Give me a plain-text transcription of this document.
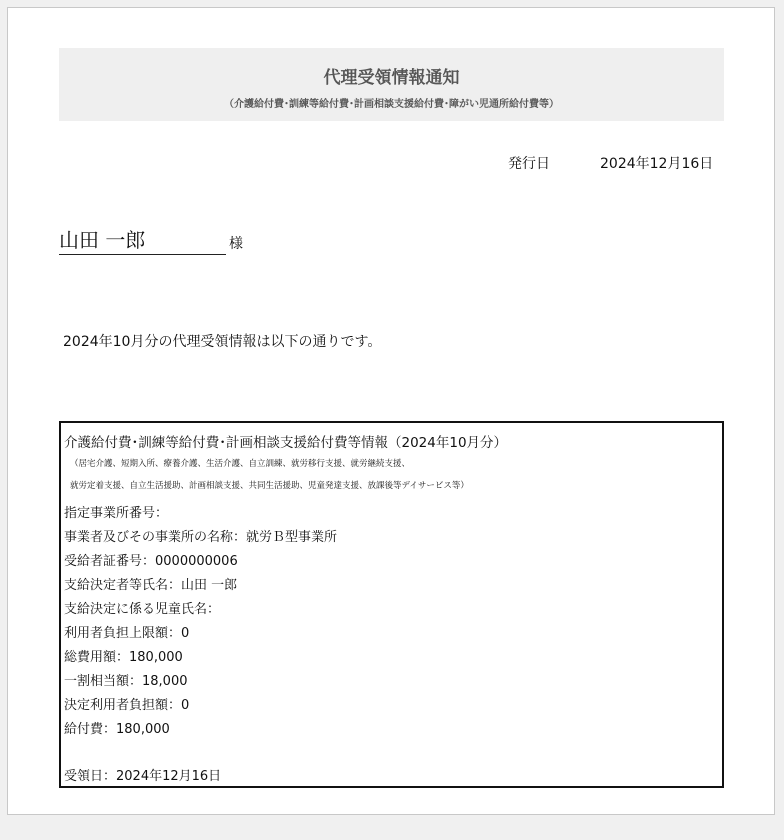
代理受領情報通知
（介護給付費･訓練等給付費･計画相談支援給付費･障がい児通所給付費等）
発行日	2024年12月16日
山田 一郎	様
2024年10月分の代理受領情報は以下の通りです。
介護給付費･訓練等給付費･計画相談支援給付費等情報（2024年10月分）
（居宅介護、短期入所、療養介護、生活介護、自立訓練、就労移行支援、就労継続支援、
就労定着支援、自立生活援助、計画相談支援、共同生活援助、児童発達支援、放課後等デイサービス等）
指定事業所番号：
事業者及びその事業所の名称：就労Ｂ型事業所
受給者証番号：0000000006
支給決定者等氏名：山田 一郎
支給決定に係る児童氏名：
利用者負担上限額：0
総費用額：180,000
一割相当額：18,000
決定利用者負担額：0
給付費：180,000
受領日：2024年12月16日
□ □ □ □ □
> **Task brief**:
Reproduce all of the data exactly, omitting each picture it holds.

> **Answer to the task**:
Give me a plain-text transcription of this document.
代理受領情報通知
（介護給付費･訓練等給付費･計画相談支援給付費･障がい児通所給付費等）
発行日	2024年12月16日
山田 一郎	様
2024年10月分の代理受領情報は以下の通りです。
介護給付費･訓練等給付費･計画相談支援給付費等情報（2024年10月分）
（居宅介護、短期入所、療養介護、生活介護、自立訓練、就労移行支援、就労継続支援、
就労定着支援、自立生活援助、計画相談支援、共同生活援助、児童発達支援、放課後等デイサービス等）
指定事業所番号：
事業者及びその事業所の名称：就労Ｂ型事業所
受給者証番号：0000000006
支給決定者等氏名：山田 一郎
支給決定に係る児童氏名：
利用者負担上限額：0
総費用額：180,000
一割相当額：18,000
決定利用者負担額：0
給付費：180,000
受領日：2024年12月16日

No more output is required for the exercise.